## Start THE DATA

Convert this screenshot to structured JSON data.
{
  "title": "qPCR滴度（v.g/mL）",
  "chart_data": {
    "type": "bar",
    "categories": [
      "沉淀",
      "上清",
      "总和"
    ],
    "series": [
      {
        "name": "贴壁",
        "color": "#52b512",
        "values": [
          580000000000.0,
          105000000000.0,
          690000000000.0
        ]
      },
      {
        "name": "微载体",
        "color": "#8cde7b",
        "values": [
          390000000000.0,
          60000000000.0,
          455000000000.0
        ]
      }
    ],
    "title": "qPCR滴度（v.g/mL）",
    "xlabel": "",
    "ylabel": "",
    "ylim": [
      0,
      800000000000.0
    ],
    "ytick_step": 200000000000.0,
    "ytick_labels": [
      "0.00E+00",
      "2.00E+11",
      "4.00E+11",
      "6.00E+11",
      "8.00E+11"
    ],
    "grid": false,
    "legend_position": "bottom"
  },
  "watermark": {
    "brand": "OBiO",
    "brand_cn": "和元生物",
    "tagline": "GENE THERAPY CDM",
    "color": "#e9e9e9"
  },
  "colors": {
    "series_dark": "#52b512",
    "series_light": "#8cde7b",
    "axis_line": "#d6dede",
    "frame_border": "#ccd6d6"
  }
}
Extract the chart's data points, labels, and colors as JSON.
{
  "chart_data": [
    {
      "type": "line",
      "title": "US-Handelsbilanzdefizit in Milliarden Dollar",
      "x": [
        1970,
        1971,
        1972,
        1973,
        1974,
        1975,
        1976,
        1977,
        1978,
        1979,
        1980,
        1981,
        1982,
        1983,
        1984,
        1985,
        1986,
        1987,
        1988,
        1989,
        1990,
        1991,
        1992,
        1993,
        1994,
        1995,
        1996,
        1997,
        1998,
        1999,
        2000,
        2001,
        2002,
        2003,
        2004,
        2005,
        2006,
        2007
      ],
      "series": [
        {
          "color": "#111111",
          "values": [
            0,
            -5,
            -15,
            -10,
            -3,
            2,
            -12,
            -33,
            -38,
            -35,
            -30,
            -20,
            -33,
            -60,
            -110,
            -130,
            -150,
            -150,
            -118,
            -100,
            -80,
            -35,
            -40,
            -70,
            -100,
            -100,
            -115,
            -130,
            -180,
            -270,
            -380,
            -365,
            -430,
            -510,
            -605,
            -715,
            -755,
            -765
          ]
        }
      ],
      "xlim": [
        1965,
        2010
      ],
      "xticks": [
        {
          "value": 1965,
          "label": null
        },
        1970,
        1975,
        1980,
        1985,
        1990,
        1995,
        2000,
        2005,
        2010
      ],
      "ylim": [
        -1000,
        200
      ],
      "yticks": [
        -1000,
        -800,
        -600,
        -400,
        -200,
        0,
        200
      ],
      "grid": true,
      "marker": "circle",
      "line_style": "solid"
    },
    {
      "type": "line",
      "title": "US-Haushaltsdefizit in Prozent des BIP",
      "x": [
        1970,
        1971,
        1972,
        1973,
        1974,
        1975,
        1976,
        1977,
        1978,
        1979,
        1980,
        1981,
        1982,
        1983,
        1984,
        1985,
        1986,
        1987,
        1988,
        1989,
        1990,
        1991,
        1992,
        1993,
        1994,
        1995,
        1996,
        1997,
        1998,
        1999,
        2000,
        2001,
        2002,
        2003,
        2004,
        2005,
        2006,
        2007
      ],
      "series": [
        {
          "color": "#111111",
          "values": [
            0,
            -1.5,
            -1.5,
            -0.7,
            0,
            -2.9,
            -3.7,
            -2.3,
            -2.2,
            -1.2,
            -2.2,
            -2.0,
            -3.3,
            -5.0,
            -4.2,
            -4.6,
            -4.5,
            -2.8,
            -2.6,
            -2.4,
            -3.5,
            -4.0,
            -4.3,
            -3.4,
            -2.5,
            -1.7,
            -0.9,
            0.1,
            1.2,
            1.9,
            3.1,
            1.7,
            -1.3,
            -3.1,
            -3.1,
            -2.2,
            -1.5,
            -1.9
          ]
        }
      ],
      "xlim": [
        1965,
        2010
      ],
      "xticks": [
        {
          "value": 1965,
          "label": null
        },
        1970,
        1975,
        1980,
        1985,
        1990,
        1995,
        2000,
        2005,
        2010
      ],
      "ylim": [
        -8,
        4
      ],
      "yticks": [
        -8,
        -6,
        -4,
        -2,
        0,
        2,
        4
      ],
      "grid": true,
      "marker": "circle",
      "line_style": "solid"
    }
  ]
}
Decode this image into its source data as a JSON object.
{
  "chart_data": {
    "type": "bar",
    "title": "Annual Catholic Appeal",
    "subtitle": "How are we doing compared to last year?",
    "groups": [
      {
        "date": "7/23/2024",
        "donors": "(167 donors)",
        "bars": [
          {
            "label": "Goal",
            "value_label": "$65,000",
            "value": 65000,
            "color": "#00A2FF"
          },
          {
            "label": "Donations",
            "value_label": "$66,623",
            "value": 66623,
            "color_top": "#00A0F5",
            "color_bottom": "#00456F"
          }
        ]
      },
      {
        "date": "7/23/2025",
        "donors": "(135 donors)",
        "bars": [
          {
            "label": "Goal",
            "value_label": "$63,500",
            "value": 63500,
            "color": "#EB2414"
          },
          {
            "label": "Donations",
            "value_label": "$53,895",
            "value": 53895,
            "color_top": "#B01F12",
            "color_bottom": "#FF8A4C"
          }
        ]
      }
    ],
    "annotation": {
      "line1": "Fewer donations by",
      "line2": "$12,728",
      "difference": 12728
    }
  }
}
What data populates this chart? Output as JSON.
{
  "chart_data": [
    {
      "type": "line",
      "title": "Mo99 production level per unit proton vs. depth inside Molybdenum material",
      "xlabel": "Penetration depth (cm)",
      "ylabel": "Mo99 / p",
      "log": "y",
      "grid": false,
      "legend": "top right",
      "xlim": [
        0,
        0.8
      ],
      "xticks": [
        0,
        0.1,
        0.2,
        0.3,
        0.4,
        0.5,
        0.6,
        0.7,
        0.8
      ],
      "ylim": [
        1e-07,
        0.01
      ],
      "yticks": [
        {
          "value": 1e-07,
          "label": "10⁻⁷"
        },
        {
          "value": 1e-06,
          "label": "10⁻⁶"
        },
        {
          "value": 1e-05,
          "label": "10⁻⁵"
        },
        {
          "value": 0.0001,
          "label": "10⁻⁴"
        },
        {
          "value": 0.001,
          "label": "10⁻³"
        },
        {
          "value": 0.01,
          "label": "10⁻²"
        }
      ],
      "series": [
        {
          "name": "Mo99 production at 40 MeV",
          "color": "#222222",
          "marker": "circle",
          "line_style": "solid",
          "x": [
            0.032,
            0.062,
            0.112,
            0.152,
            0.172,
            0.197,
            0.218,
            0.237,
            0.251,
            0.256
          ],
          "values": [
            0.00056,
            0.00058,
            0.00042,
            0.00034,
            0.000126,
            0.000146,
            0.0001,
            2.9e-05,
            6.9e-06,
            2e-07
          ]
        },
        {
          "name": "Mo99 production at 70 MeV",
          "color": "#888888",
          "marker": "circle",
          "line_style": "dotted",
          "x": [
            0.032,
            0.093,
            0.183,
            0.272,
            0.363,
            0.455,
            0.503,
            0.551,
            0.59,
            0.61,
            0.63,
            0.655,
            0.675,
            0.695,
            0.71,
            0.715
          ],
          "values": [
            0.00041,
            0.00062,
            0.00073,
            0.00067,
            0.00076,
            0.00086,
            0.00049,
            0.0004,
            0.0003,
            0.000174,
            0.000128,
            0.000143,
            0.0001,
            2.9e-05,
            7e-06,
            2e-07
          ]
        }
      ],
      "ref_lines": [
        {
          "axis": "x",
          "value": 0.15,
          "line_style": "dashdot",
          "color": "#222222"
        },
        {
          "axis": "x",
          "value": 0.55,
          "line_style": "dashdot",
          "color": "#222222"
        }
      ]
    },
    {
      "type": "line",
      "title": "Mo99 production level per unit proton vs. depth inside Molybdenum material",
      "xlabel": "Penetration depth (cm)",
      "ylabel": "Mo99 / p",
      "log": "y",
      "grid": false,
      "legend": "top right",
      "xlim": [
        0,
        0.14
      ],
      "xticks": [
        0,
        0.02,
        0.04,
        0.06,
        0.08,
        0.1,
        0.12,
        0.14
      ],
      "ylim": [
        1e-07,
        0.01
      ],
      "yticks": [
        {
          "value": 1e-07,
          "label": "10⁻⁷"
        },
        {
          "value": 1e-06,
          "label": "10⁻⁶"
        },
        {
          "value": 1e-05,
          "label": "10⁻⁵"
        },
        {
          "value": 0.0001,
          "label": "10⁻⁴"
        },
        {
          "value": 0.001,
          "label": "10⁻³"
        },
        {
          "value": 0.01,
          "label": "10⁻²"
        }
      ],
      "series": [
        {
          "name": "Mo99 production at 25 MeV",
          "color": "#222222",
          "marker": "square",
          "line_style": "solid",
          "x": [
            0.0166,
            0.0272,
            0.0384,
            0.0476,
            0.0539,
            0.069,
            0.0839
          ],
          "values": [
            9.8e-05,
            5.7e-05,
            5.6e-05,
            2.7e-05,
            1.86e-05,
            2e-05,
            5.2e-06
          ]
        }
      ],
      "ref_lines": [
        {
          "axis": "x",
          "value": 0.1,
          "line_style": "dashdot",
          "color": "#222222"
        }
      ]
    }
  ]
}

## End THE DATA

THE REQUEST:
Look through the entries above for the word "colors". Copy every line where it shows up.

SOLUTION FOR THIS TASK:
  "colors": {
Extract the chart's data points, labels, and colors as JSON.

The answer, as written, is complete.